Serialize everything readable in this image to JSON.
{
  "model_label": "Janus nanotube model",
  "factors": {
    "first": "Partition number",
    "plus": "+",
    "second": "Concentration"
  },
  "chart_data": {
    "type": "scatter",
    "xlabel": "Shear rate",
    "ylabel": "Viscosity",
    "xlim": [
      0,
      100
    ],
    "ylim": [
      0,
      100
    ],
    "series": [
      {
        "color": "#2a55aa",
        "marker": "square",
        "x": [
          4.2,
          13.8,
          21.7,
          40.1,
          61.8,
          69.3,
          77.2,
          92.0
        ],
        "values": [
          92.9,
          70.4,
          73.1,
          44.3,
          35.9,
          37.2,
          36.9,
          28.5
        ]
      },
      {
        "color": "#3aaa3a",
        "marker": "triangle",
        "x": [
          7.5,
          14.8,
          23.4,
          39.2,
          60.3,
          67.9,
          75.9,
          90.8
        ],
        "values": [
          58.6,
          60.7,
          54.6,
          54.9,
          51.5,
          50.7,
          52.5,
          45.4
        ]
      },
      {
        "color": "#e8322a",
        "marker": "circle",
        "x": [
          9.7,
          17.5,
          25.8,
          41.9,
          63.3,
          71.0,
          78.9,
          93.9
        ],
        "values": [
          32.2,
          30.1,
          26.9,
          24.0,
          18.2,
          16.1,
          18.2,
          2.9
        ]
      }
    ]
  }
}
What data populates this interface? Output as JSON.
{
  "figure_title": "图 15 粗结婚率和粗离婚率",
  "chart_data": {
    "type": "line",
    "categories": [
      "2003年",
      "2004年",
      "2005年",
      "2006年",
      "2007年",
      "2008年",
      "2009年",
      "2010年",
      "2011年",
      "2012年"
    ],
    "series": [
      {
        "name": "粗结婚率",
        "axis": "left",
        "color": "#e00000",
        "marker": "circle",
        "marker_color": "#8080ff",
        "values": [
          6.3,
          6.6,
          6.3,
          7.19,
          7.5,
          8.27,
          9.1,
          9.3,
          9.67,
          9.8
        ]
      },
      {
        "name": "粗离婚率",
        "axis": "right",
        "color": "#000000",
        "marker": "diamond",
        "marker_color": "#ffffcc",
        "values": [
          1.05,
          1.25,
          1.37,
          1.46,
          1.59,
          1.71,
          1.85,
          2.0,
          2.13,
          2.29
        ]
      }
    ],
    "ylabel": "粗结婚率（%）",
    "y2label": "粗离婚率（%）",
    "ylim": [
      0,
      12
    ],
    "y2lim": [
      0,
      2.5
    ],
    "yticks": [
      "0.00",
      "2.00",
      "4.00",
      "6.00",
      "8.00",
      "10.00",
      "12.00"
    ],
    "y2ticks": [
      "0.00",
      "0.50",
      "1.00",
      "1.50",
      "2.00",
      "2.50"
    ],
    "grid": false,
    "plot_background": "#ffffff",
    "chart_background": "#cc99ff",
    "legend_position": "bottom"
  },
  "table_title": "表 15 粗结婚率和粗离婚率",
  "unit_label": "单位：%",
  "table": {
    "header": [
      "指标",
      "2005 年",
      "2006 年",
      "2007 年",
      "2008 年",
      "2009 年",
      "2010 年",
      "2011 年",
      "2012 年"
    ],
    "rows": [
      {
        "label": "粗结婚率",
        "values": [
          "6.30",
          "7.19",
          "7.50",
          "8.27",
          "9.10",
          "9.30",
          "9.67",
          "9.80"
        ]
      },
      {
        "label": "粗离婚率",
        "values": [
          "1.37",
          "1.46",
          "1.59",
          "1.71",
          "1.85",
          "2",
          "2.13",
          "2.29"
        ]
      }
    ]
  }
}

========

_DIRECTION_:
Produce an exact copy of the whole listing.

_FINAL ANSWER_:
Serialize everything readable in this image to JSON.
{
  "model_label": "Janus nanotube model",
  "factors": {
    "first": "Partition number",
    "plus": "+",
    "second": "Concentration"
  },
  "chart_data": {
    "type": "scatter",
    "xlabel": "Shear rate",
    "ylabel": "Viscosity",
    "xlim": [
      0,
      100
    ],
    "ylim": [
      0,
      100
    ],
    "series": [
      {
        "color": "#2a55aa",
        "marker": "square",
        "x": [
          4.2,
          13.8,
          21.7,
          40.1,
          61.8,
          69.3,
          77.2,
          92.0
        ],
        "values": [
          92.9,
          70.4,
          73.1,
          44.3,
          35.9,
          37.2,
          36.9,
          28.5
        ]
      },
      {
        "color": "#3aaa3a",
        "marker": "triangle",
        "x": [
          7.5,
          14.8,
          23.4,
          39.2,
          60.3,
          67.9,
          75.9,
          90.8
        ],
        "values": [
          58.6,
          60.7,
          54.6,
          54.9,
          51.5,
          50.7,
          52.5,
          45.4
        ]
      },
      {
        "color": "#e8322a",
        "marker": "circle",
        "x": [
          9.7,
          17.5,
          25.8,
          41.9,
          63.3,
          71.0,
          78.9,
          93.9
        ],
        "values": [
          32.2,
          30.1,
          26.9,
          24.0,
          18.2,
          16.1,
          18.2,
          2.9
        ]
      }
    ]
  }
}
What data populates this interface? Output as JSON.
{
  "figure_title": "图 15 粗结婚率和粗离婚率",
  "chart_data": {
    "type": "line",
    "categories": [
      "2003年",
      "2004年",
      "2005年",
      "2006年",
      "2007年",
      "2008年",
      "2009年",
      "2010年",
      "2011年",
      "2012年"
    ],
    "series": [
      {
        "name": "粗结婚率",
        "axis": "left",
        "color": "#e00000",
        "marker": "circle",
        "marker_color": "#8080ff",
        "values": [
          6.3,
          6.6,
          6.3,
          7.19,
          7.5,
          8.27,
          9.1,
          9.3,
          9.67,
          9.8
        ]
      },
      {
        "name": "粗离婚率",
        "axis": "right",
        "color": "#000000",
        "marker": "diamond",
        "marker_color": "#ffffcc",
        "values": [
          1.05,
          1.25,
          1.37,
          1.46,
          1.59,
          1.71,
          1.85,
          2.0,
          2.13,
          2.29
        ]
      }
    ],
    "ylabel": "粗结婚率（%）",
    "y2label": "粗离婚率（%）",
    "ylim": [
      0,
      12
    ],
    "y2lim": [
      0,
      2.5
    ],
    "yticks": [
      "0.00",
      "2.00",
      "4.00",
      "6.00",
      "8.00",
      "10.00",
      "12.00"
    ],
    "y2ticks": [
      "0.00",
      "0.50",
      "1.00",
      "1.50",
      "2.00",
      "2.50"
    ],
    "grid": false,
    "plot_background": "#ffffff",
    "chart_background": "#cc99ff",
    "legend_position": "bottom"
  },
  "table_title": "表 15 粗结婚率和粗离婚率",
  "unit_label": "单位：%",
  "table": {
    "header": [
      "指标",
      "2005 年",
      "2006 年",
      "2007 年",
      "2008 年",
      "2009 年",
      "2010 年",
      "2011 年",
      "2012 年"
    ],
    "rows": [
      {
        "label": "粗结婚率",
        "values": [
          "6.30",
          "7.19",
          "7.50",
          "8.27",
          "9.10",
          "9.30",
          "9.67",
          "9.80"
        ]
      },
      {
        "label": "粗离婚率",
        "values": [
          "1.37",
          "1.46",
          "1.59",
          "1.71",
          "1.85",
          "2",
          "2.13",
          "2.29"
        ]
      }
    ]
  }
}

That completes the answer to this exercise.